* _Task_:
Each entry must be reproduced precisely as it stands.

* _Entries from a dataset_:
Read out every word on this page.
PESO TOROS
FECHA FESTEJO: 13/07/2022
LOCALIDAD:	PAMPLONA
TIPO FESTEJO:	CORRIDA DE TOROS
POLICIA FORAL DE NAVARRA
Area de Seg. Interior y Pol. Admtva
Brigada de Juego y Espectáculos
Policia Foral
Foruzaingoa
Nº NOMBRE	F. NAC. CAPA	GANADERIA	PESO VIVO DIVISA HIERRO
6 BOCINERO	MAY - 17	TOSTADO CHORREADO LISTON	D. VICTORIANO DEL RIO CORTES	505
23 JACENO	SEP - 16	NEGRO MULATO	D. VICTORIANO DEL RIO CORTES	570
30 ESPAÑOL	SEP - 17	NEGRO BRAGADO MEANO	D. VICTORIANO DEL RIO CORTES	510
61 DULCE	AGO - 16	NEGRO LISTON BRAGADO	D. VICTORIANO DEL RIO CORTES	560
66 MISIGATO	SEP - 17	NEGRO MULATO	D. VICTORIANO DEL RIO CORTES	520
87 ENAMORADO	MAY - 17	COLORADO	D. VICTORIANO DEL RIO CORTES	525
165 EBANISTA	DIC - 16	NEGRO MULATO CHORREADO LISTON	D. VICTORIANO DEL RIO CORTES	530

* _Answer in full_:
Read out every word on this page.
PESO TOROS
FECHA FESTEJO: 13/07/2022
LOCALIDAD:	PAMPLONA
TIPO FESTEJO:	CORRIDA DE TOROS
POLICIA FORAL DE NAVARRA
Area de Seg. Interior y Pol. Admtva
Brigada de Juego y Espectáculos
Policia Foral
Foruzaingoa
Nº NOMBRE	F. NAC. CAPA	GANADERIA	PESO VIVO DIVISA HIERRO
6 BOCINERO	MAY - 17	TOSTADO CHORREADO LISTON	D. VICTORIANO DEL RIO CORTES	505
23 JACENO	SEP - 16	NEGRO MULATO	D. VICTORIANO DEL RIO CORTES	570
30 ESPAÑOL	SEP - 17	NEGRO BRAGADO MEANO	D. VICTORIANO DEL RIO CORTES	510
61 DULCE	AGO - 16	NEGRO LISTON BRAGADO	D. VICTORIANO DEL RIO CORTES	560
66 MISIGATO	SEP - 17	NEGRO MULATO	D. VICTORIANO DEL RIO CORTES	520
87 ENAMORADO	MAY - 17	COLORADO	D. VICTORIANO DEL RIO CORTES	525
165 EBANISTA	DIC - 16	NEGRO MULATO CHORREADO LISTON	D. VICTORIANO DEL RIO CORTES	530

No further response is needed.